::: Stored data

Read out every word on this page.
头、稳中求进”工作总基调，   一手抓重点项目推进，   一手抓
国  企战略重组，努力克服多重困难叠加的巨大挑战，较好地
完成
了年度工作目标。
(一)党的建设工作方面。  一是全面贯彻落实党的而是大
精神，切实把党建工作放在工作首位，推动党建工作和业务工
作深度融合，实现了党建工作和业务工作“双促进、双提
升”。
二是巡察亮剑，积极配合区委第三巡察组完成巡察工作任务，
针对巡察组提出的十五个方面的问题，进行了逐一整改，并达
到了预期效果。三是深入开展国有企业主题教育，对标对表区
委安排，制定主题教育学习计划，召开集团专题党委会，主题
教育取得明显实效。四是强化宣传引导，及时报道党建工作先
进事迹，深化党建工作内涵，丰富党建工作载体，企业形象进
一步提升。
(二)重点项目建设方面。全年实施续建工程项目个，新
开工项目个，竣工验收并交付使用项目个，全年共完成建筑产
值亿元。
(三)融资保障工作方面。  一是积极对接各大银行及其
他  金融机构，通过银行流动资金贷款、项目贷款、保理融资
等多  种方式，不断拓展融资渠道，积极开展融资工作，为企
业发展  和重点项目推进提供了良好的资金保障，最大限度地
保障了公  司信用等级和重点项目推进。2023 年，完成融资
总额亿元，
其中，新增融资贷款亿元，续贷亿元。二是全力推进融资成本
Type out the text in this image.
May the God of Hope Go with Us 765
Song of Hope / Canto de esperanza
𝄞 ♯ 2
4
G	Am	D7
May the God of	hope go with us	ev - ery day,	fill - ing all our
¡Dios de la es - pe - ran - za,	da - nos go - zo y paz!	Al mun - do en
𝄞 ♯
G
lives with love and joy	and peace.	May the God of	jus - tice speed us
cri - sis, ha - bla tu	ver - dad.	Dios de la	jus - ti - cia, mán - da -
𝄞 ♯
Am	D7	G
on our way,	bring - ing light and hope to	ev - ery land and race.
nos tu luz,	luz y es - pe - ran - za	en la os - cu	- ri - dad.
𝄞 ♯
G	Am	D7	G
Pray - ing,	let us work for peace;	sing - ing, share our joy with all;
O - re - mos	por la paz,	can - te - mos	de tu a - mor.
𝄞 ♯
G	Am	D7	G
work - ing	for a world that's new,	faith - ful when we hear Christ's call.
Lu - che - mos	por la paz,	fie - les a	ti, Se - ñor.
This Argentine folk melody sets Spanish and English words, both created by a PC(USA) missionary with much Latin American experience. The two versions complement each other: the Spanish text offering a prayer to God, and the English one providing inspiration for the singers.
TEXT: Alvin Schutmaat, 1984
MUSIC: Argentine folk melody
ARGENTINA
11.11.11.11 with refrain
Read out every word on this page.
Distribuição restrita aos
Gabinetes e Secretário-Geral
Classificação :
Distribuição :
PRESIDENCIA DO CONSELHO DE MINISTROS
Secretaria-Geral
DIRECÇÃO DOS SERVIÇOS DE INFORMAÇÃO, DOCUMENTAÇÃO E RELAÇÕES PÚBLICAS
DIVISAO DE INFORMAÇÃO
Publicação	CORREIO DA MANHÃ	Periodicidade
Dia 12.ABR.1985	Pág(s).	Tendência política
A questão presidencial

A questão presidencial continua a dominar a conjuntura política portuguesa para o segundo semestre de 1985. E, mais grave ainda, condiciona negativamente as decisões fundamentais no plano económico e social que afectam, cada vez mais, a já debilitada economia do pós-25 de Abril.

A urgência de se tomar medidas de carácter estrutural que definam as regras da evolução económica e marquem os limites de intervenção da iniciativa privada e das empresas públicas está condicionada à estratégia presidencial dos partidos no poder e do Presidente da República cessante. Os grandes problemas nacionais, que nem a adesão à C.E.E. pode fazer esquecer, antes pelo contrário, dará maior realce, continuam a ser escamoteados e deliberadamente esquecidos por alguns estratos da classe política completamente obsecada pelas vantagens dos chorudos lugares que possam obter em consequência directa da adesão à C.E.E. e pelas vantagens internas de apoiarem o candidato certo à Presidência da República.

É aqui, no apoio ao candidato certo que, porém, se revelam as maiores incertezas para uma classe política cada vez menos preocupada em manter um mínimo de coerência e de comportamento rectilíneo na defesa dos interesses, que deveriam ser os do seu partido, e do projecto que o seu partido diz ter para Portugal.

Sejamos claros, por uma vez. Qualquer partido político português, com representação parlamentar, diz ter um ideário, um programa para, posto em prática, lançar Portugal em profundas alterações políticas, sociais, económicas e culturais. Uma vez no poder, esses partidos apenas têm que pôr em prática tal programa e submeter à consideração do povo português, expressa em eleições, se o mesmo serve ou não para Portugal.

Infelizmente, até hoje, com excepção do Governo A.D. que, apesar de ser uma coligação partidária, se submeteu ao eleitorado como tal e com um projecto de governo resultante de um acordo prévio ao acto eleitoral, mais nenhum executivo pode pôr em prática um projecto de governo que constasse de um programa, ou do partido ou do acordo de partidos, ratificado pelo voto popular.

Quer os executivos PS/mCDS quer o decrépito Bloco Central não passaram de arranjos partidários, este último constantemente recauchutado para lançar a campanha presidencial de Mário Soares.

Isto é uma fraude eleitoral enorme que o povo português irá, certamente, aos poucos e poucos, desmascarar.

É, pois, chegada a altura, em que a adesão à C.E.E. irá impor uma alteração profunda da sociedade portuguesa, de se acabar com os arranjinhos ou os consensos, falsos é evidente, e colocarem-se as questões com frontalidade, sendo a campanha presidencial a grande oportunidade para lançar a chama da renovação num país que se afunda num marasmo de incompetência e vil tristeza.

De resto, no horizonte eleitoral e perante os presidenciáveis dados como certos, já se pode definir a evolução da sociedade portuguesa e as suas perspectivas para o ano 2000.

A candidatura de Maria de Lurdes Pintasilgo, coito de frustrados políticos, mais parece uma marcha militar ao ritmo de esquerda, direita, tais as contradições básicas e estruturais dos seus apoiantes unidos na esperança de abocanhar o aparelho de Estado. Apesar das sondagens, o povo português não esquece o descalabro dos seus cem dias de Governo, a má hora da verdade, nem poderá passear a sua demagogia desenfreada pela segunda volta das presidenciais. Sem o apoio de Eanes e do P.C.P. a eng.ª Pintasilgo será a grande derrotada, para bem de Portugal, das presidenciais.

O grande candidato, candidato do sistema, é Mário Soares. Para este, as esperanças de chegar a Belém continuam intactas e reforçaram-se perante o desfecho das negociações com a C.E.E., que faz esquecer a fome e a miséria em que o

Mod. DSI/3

::::::

What this task involves> Reproduce every line of the data verbatim.

Solution to this exercise>
Read out every word on this page.
头、稳中求进”工作总基调，   一手抓重点项目推进，   一手抓
国  企战略重组，努力克服多重困难叠加的巨大挑战，较好地
完成
了年度工作目标。
(一)党的建设工作方面。  一是全面贯彻落实党的而是大
精神，切实把党建工作放在工作首位，推动党建工作和业务工
作深度融合，实现了党建工作和业务工作“双促进、双提
升”。
二是巡察亮剑，积极配合区委第三巡察组完成巡察工作任务，
针对巡察组提出的十五个方面的问题，进行了逐一整改，并达
到了预期效果。三是深入开展国有企业主题教育，对标对表区
委安排，制定主题教育学习计划，召开集团专题党委会，主题
教育取得明显实效。四是强化宣传引导，及时报道党建工作先
进事迹，深化党建工作内涵，丰富党建工作载体，企业形象进
一步提升。
(二)重点项目建设方面。全年实施续建工程项目个，新
开工项目个，竣工验收并交付使用项目个，全年共完成建筑产
值亿元。
(三)融资保障工作方面。  一是积极对接各大银行及其
他  金融机构，通过银行流动资金贷款、项目贷款、保理融资
等多  种方式，不断拓展融资渠道，积极开展融资工作，为企
业发展  和重点项目推进提供了良好的资金保障，最大限度地
保障了公  司信用等级和重点项目推进。2023 年，完成融资
总额亿元，
其中，新增融资贷款亿元，续贷亿元。二是全力推进融资成本
Type out the text in this image.
May the God of Hope Go with Us 765
Song of Hope / Canto de esperanza
𝄞 ♯ 2
4
G	Am	D7
May the God of	hope go with us	ev - ery day,	fill - ing all our
¡Dios de la es - pe - ran - za,	da - nos go - zo y paz!	Al mun - do en
𝄞 ♯
G
lives with love and joy	and peace.	May the God of	jus - tice speed us
cri - sis, ha - bla tu	ver - dad.	Dios de la	jus - ti - cia, mán - da -
𝄞 ♯
Am	D7	G
on our way,	bring - ing light and hope to	ev - ery land and race.
nos tu luz,	luz y es - pe - ran - za	en la os - cu	- ri - dad.
𝄞 ♯
G	Am	D7	G
Pray - ing,	let us work for peace;	sing - ing, share our joy with all;
O - re - mos	por la paz,	can - te - mos	de tu a - mor.
𝄞 ♯
G	Am	D7	G
work - ing	for a world that's new,	faith - ful when we hear Christ's call.
Lu - che - mos	por la paz,	fie - les a	ti, Se - ñor.
This Argentine folk melody sets Spanish and English words, both created by a PC(USA) missionary with much Latin American experience. The two versions complement each other: the Spanish text offering a prayer to God, and the English one providing inspiration for the singers.
TEXT: Alvin Schutmaat, 1984
MUSIC: Argentine folk melody
ARGENTINA
11.11.11.11 with refrain
Read out every word on this page.
Distribuição restrita aos
Gabinetes e Secretário-Geral
Classificação :
Distribuição :
PRESIDENCIA DO CONSELHO DE MINISTROS
Secretaria-Geral
DIRECÇÃO DOS SERVIÇOS DE INFORMAÇÃO, DOCUMENTAÇÃO E RELAÇÕES PÚBLICAS
DIVISAO DE INFORMAÇÃO
Publicação	CORREIO DA MANHÃ	Periodicidade
Dia 12.ABR.1985	Pág(s).	Tendência política
A questão presidencial

A questão presidencial continua a dominar a conjuntura política portuguesa para o segundo semestre de 1985. E, mais grave ainda, condiciona negativamente as decisões fundamentais no plano económico e social que afectam, cada vez mais, a já debilitada economia do pós-25 de Abril.

A urgência de se tomar medidas de carácter estrutural que definam as regras da evolução económica e marquem os limites de intervenção da iniciativa privada e das empresas públicas está condicionada à estratégia presidencial dos partidos no poder e do Presidente da República cessante. Os grandes problemas nacionais, que nem a adesão à C.E.E. pode fazer esquecer, antes pelo contrário, dará maior realce, continuam a ser escamoteados e deliberadamente esquecidos por alguns estratos da classe política completamente obsecada pelas vantagens dos chorudos lugares que possam obter em consequência directa da adesão à C.E.E. e pelas vantagens internas de apoiarem o candidato certo à Presidência da República.

É aqui, no apoio ao candidato certo que, porém, se revelam as maiores incertezas para uma classe política cada vez menos preocupada em manter um mínimo de coerência e de comportamento rectilíneo na defesa dos interesses, que deveriam ser os do seu partido, e do projecto que o seu partido diz ter para Portugal.

Sejamos claros, por uma vez. Qualquer partido político português, com representação parlamentar, diz ter um ideário, um programa para, posto em prática, lançar Portugal em profundas alterações políticas, sociais, económicas e culturais. Uma vez no poder, esses partidos apenas têm que pôr em prática tal programa e submeter à consideração do povo português, expressa em eleições, se o mesmo serve ou não para Portugal.

Infelizmente, até hoje, com excepção do Governo A.D. que, apesar de ser uma coligação partidária, se submeteu ao eleitorado como tal e com um projecto de governo resultante de um acordo prévio ao acto eleitoral, mais nenhum executivo pode pôr em prática um projecto de governo que constasse de um programa, ou do partido ou do acordo de partidos, ratificado pelo voto popular.

Quer os executivos PS/mCDS quer o decrépito Bloco Central não passaram de arranjos partidários, este último constantemente recauchutado para lançar a campanha presidencial de Mário Soares.

Isto é uma fraude eleitoral enorme que o povo português irá, certamente, aos poucos e poucos, desmascarar.

É, pois, chegada a altura, em que a adesão à C.E.E. irá impor uma alteração profunda da sociedade portuguesa, de se acabar com os arranjinhos ou os consensos, falsos é evidente, e colocarem-se as questões com frontalidade, sendo a campanha presidencial a grande oportunidade para lançar a chama da renovação num país que se afunda num marasmo de incompetência e vil tristeza.

De resto, no horizonte eleitoral e perante os presidenciáveis dados como certos, já se pode definir a evolução da sociedade portuguesa e as suas perspectivas para o ano 2000.

A candidatura de Maria de Lurdes Pintasilgo, coito de frustrados políticos, mais parece uma marcha militar ao ritmo de esquerda, direita, tais as contradições básicas e estruturais dos seus apoiantes unidos na esperança de abocanhar o aparelho de Estado. Apesar das sondagens, o povo português não esquece o descalabro dos seus cem dias de Governo, a má hora da verdade, nem poderá passear a sua demagogia desenfreada pela segunda volta das presidenciais. Sem o apoio de Eanes e do P.C.P. a eng.ª Pintasilgo será a grande derrotada, para bem de Portugal, das presidenciais.

O grande candidato, candidato do sistema, é Mário Soares. Para este, as esperanças de chegar a Belém continuam intactas e reforçaram-se perante o desfecho das negociações com a C.E.E., que faz esquecer a fome e a miséria em que o

Mod. DSI/3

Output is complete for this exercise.